• GOAL OF THE EXERCISE: In the entries below, filter for the word "mute" and copy every matching line.

• DATA UNDER STUDY:

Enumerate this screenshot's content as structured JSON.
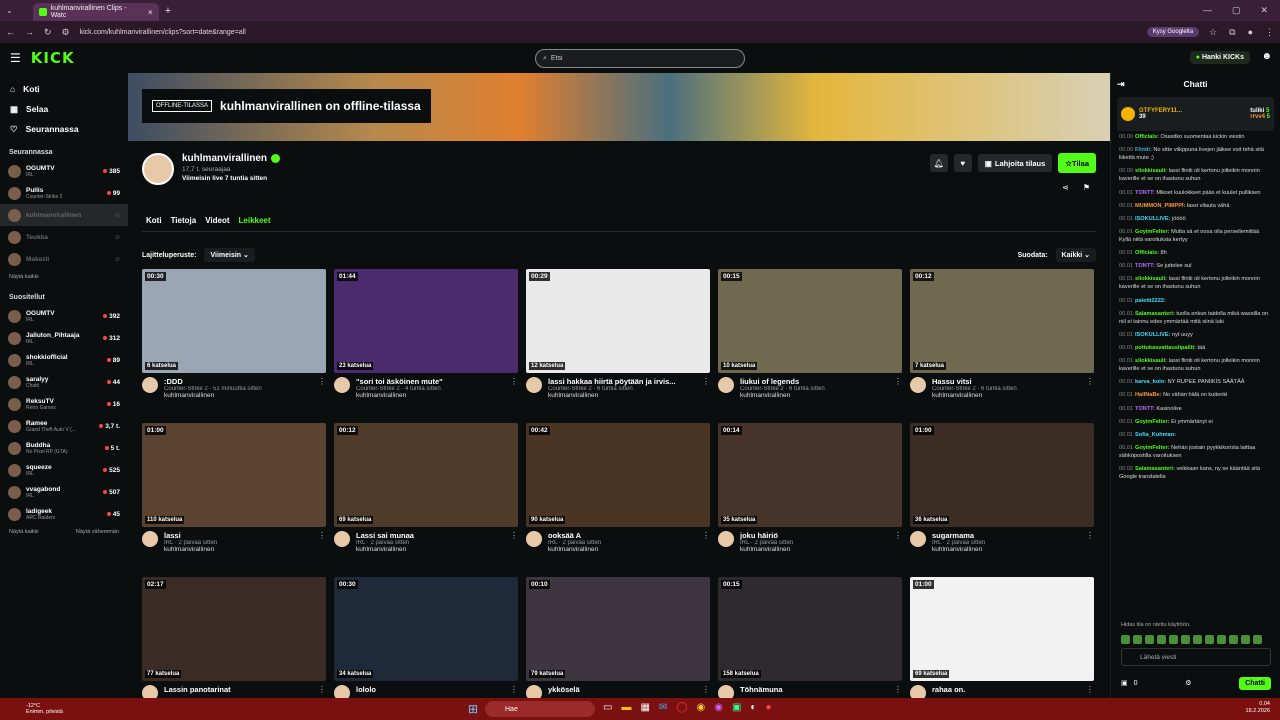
{
  "browser": {
    "tab_title": "kuhlmanvirallinen Clips - Watc",
    "url": "kick.com/kuhlmanvirallinen/clips?sort=date&range=all",
    "ask_google": "Kysy Googlelta"
  },
  "header": {
    "logo": "KICK",
    "search_placeholder": "Etsi",
    "get_kicks": "Hanki KICKs"
  },
  "sidebar": {
    "nav": [
      {
        "label": "Koti",
        "icon": "home-icon"
      },
      {
        "label": "Selaa",
        "icon": "browse-icon"
      },
      {
        "label": "Seurannassa",
        "icon": "heart-icon"
      }
    ],
    "following_title": "Seurannassa",
    "following": [
      {
        "name": "OGUMTV",
        "game": "IRL",
        "viewers": "385"
      },
      {
        "name": "Pullis",
        "game": "Counter-Strike 2",
        "viewers": "99"
      },
      {
        "name": "kuhlmanvirallinen",
        "game": "",
        "viewers": ""
      },
      {
        "name": "Teukka",
        "game": "",
        "viewers": ""
      },
      {
        "name": "Makezii",
        "game": "",
        "viewers": ""
      }
    ],
    "show_all_following": "Näytä kaikki",
    "recommended_title": "Suositellut",
    "recommended": [
      {
        "name": "OGUMTV",
        "game": "IRL",
        "viewers": "392"
      },
      {
        "name": "Jalluton_Pihtaaja",
        "game": "IRL",
        "viewers": "312"
      },
      {
        "name": "shokkiofficial",
        "game": "IRL",
        "viewers": "89"
      },
      {
        "name": "saralyy",
        "game": "Chatti",
        "viewers": "44"
      },
      {
        "name": "ReksuTV",
        "game": "Retro Games",
        "viewers": "16"
      },
      {
        "name": "Ramee",
        "game": "Grand Theft Auto V (...",
        "viewers": "3,7 t."
      },
      {
        "name": "Buddha",
        "game": "No Pixel RP (GTA)",
        "viewers": "5 t."
      },
      {
        "name": "squeeze",
        "game": "IRL",
        "viewers": "525"
      },
      {
        "name": "vvagabond",
        "game": "IRL",
        "viewers": "507"
      },
      {
        "name": "ladigeek",
        "game": "ARC Raiders",
        "viewers": "45"
      }
    ],
    "show_all": "Näytä kaikki",
    "show_less": "Näytä vähemmän"
  },
  "channel": {
    "offline_tag": "OFFLINE-TILASSA",
    "offline_text": "kuhlmanvirallinen on offline-tilassa",
    "name": "kuhlmanvirallinen",
    "followers": "17,7 t. seuraajaa",
    "last_live": "Viimeisin live 7 tuntia sitten",
    "gift_sub": "Lahjoita tilaus",
    "subscribe": "Tilaa",
    "tabs": [
      "Koti",
      "Tietoja",
      "Videot",
      "Leikkeet"
    ],
    "active_tab": "Leikkeet",
    "sort_label": "Lajitteluperuste:",
    "sort_value": "Viimeisin",
    "filter_label": "Suodata:",
    "filter_value": "Kaikki"
  },
  "clips": [
    {
      "dur": "00:30",
      "views": "6 katselua",
      "title": ":DDD",
      "meta": "Counter-Strike 2 · 51 minuuttia sitten",
      "channel": "kuhlmanvirallinen",
      "bg": "#9aa6b3"
    },
    {
      "dur": "01:44",
      "views": "23 katselua",
      "title": "\"sori toi äsköinen mute\"",
      "meta": "Counter-Strike 2 · 4 tuntia sitten",
      "channel": "kuhlmanvirallinen",
      "bg": "#4b2a6e"
    },
    {
      "dur": "00:29",
      "views": "12 katselua",
      "title": "lassi hakkaa hiirtä pöytään ja irvis...",
      "meta": "Counter-Strike 2 · 6 tuntia sitten",
      "channel": "kuhlmanvirallinen",
      "bg": "#e9e9e9"
    },
    {
      "dur": "00:15",
      "views": "10 katselua",
      "title": "liukui of legends",
      "meta": "Counter-Strike 2 · 6 tuntia sitten",
      "channel": "kuhlmanvirallinen",
      "bg": "#6f6a4f"
    },
    {
      "dur": "00:12",
      "views": "7 katselua",
      "title": "Hassu vitsi",
      "meta": "Counter-Strike 2 · 6 tuntia sitten",
      "channel": "kuhlmanvirallinen",
      "bg": "#6f6a4f"
    },
    {
      "dur": "01:00",
      "views": "110 katselua",
      "title": "lassi",
      "meta": "IRL · 2 päivää sitten",
      "channel": "kuhlmanvirallinen",
      "bg": "#5a4330"
    },
    {
      "dur": "00:12",
      "views": "69 katselua",
      "title": "Lassi sai munaa",
      "meta": "IRL · 2 päivää sitten",
      "channel": "kuhlmanvirallinen",
      "bg": "#4f3b2a"
    },
    {
      "dur": "00:42",
      "views": "90 katselua",
      "title": "ooksää A",
      "meta": "IRL · 2 päivää sitten",
      "channel": "kuhlmanvirallinen",
      "bg": "#4a3525"
    },
    {
      "dur": "00:14",
      "views": "35 katselua",
      "title": "joku häiriö",
      "meta": "IRL · 2 päivää sitten",
      "channel": "kuhlmanvirallinen",
      "bg": "#46342a"
    },
    {
      "dur": "01:00",
      "views": "36 katselua",
      "title": "sugarmama",
      "meta": "IRL · 2 päivää sitten",
      "channel": "kuhlmanvirallinen",
      "bg": "#3b2d24"
    },
    {
      "dur": "02:17",
      "views": "77 katselua",
      "title": "Lassin panotarinat",
      "meta": "",
      "channel": "",
      "bg": "#3a2b24"
    },
    {
      "dur": "00:30",
      "views": "34 katselua",
      "title": "lololo",
      "meta": "",
      "channel": "",
      "bg": "#1e2a3a"
    },
    {
      "dur": "00:10",
      "views": "79 katselua",
      "title": "ykköselä",
      "meta": "",
      "channel": "",
      "bg": "#3d3540"
    },
    {
      "dur": "00:15",
      "views": "158 katselua",
      "title": "Töhnämuna",
      "meta": "",
      "channel": "",
      "bg": "#2e2a2e"
    },
    {
      "dur": "01:00",
      "views": "69 katselua",
      "title": "rahaa on.",
      "meta": "",
      "channel": "",
      "bg": "#f2f2f2"
    }
  ],
  "chat": {
    "title": "Chatti",
    "pinned_user": "GTFYFERY11...",
    "pinned_count": "39",
    "pinned_user2": "tuliki",
    "pinned_user2_val": "5",
    "pinned_user3": "rrvv4",
    "pinned_user3_val": "5",
    "messages": [
      {
        "t": "00.00",
        "u": "Officials:",
        "c": "#53fc18",
        "m": "Osasitko suomentaa kickin viestin"
      },
      {
        "t": "00.00",
        "u": "Flintii:",
        "c": "#4ad",
        "m": "No sitte viikppuna livejen jäikee voit tehä sitä liikettä mute ;)"
      },
      {
        "t": "00.00",
        "u": "sliokkisauli:",
        "c": "#53fc18",
        "m": "lassi flintii oli kertonu jolleikin monnin kaverille et se on ihastunu suhun"
      },
      {
        "t": "00.01",
        "u": "TONTT:",
        "c": "#b6f",
        "m": "Mikset kuulokkeet pääs et kuulet pulliksen"
      },
      {
        "t": "00.01",
        "u": "MUMMON_PIMPPI:",
        "c": "#f93",
        "m": "lassi vilauta vähä"
      },
      {
        "t": "00.01",
        "u": "ISOKULLIVE:",
        "c": "#4df",
        "m": "jöööö"
      },
      {
        "t": "00.01",
        "u": "GoyimFelter:",
        "c": "#53fc18",
        "m": "Mutta sä et oosa olla persellemittää Kyllä niitä varoituksia kertyy"
      },
      {
        "t": "00.01",
        "u": "Officials:",
        "c": "#53fc18",
        "m": "8h"
      },
      {
        "t": "00.01",
        "u": "TONTT:",
        "c": "#b6f",
        "m": "Se juttelee sul"
      },
      {
        "t": "00.01",
        "u": "sliokkisauli:",
        "c": "#53fc18",
        "m": "lassi flintii oli kertonu jolleikin monnin kaverille et se on ihastunu suhun"
      },
      {
        "t": "00.01",
        "u": "paletti2222:",
        "c": "#4df",
        "m": ""
      },
      {
        "t": "00.01",
        "u": "Salamasanteri:",
        "c": "#53fc18",
        "m": "tuolla enkun taidolla mikä wassilla on niil ei tainnu edes ymmärtää mitä siinä luki"
      },
      {
        "t": "00.01",
        "u": "ISOKULLIVE:",
        "c": "#4df",
        "m": "nyt uuyy"
      },
      {
        "t": "00.01",
        "u": "pottukasvattauslipallit:",
        "c": "#53fc18",
        "m": "tää"
      },
      {
        "t": "00.01",
        "u": "sliokkisauli:",
        "c": "#53fc18",
        "m": "lassi flintii oli kertonu jolleikin monnin kaverille et se on ihastunu suhun"
      },
      {
        "t": "00.01",
        "u": "karva_kolo:",
        "c": "#4df",
        "m": "NY RUPEE PANIIKIS SÄÄTÄÄ"
      },
      {
        "t": "00.01",
        "u": "HallNaBe:",
        "c": "#f93",
        "m": "No vähän hälä on kuitenki"
      },
      {
        "t": "00.01",
        "u": "TONTT:",
        "c": "#b6f",
        "m": "Kasinolive"
      },
      {
        "t": "00.01",
        "u": "GoyimFelter:",
        "c": "#53fc18",
        "m": "Ei ymmärtänyt ei"
      },
      {
        "t": "00.01",
        "u": "Sofia_Kuhman:",
        "c": "#4df",
        "m": ""
      },
      {
        "t": "00.01",
        "u": "GoyimFelter:",
        "c": "#53fc18",
        "m": "Nehän jostain pyykkikorista laittaa sähköpostilla varoituksen"
      },
      {
        "t": "00.02",
        "u": "Salamasanteri:",
        "c": "#53fc18",
        "m": "veikkaan kans, ny se kääntää sitä Google translatella"
      }
    ],
    "slow_mode": "Hidas tila on otettu käyttöön.",
    "input_placeholder": "Lähetä viesti",
    "kicks_count": "0",
    "send_label": "Chatti"
  },
  "taskbar": {
    "temp": "-12°C",
    "weather": "Enimm. pilvistä",
    "search": "Hae",
    "time": "0.04",
    "date": "18.2.2026"
  }
}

• ANSWER SPACE:
      "title": "\"sori toi äsköinen mute\"",
        "m": "No sitte viikppuna livejen jäikee voit tehä sitä liikettä mute ;)"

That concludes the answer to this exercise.